Can you pull out each line of the data below that includes the word "assets"?
━━━━━ SOURCE DATA
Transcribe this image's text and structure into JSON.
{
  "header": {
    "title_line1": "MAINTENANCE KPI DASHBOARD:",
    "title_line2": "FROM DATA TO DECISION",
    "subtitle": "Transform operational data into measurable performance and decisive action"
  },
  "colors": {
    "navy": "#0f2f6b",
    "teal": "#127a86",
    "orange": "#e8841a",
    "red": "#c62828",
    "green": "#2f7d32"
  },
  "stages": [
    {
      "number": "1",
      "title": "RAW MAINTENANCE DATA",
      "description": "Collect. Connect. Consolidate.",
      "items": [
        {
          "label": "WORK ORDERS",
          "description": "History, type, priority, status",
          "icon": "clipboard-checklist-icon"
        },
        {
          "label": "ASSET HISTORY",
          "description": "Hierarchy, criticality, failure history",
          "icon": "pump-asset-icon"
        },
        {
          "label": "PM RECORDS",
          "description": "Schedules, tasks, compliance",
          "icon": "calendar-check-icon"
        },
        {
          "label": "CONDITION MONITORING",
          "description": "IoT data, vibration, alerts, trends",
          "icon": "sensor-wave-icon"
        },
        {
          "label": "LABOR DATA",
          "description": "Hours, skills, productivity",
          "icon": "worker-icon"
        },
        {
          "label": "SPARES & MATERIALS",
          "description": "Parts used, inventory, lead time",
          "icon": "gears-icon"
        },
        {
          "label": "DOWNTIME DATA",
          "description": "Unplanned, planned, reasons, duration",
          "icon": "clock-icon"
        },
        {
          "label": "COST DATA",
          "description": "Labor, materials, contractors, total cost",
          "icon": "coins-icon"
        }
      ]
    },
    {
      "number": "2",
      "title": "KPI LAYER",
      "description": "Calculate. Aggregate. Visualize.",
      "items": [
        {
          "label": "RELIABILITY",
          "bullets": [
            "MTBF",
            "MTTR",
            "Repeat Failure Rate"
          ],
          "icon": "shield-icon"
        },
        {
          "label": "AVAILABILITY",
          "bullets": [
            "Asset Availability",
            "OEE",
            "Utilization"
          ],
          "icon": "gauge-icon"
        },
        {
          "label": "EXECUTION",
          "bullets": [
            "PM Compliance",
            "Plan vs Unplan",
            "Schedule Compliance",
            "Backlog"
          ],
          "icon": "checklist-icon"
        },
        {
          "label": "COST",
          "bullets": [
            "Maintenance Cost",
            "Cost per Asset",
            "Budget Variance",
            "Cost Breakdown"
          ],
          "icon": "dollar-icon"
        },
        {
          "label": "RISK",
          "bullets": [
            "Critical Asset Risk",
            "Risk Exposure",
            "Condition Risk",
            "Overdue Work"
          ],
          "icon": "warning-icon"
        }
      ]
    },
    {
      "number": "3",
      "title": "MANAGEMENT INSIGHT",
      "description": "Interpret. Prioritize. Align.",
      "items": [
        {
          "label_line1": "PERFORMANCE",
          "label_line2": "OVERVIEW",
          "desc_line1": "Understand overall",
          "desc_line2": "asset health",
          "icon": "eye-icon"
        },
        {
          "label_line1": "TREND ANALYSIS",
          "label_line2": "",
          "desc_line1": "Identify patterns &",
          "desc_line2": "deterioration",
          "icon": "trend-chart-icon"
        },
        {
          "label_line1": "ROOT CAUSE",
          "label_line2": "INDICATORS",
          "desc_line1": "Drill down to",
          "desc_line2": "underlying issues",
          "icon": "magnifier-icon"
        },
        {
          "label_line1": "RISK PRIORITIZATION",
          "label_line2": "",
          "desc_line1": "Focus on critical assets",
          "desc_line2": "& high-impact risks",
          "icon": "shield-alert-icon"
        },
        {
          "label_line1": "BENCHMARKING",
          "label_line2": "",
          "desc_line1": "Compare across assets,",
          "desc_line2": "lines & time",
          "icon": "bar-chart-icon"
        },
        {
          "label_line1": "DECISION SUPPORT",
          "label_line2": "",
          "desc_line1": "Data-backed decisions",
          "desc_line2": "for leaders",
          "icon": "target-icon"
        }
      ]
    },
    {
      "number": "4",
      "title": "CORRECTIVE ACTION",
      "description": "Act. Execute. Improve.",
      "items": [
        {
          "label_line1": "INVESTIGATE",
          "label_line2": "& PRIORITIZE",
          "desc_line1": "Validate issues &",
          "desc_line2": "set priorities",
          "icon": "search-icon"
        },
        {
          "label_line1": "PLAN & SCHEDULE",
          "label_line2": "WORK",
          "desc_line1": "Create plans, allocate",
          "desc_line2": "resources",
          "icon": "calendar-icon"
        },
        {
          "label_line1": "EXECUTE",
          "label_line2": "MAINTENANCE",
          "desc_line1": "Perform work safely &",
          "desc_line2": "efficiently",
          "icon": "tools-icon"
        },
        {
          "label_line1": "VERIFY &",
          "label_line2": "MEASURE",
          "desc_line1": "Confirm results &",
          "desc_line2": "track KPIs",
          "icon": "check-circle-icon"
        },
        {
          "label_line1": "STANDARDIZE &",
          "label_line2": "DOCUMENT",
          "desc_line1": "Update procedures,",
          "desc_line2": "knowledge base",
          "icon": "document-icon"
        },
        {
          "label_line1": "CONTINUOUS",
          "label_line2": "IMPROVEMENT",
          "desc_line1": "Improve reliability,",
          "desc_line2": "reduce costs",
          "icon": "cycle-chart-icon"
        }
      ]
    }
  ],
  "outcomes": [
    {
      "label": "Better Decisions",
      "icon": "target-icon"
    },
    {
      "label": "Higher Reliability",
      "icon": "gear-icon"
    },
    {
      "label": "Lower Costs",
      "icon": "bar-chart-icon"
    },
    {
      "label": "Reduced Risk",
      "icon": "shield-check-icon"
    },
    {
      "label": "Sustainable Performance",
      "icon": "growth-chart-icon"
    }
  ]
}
━━━━━━━━━━
# RESULT OF THE EXERCISE
          "desc_line1": "Focus on critical assets",
          "desc_line1": "Compare across assets,",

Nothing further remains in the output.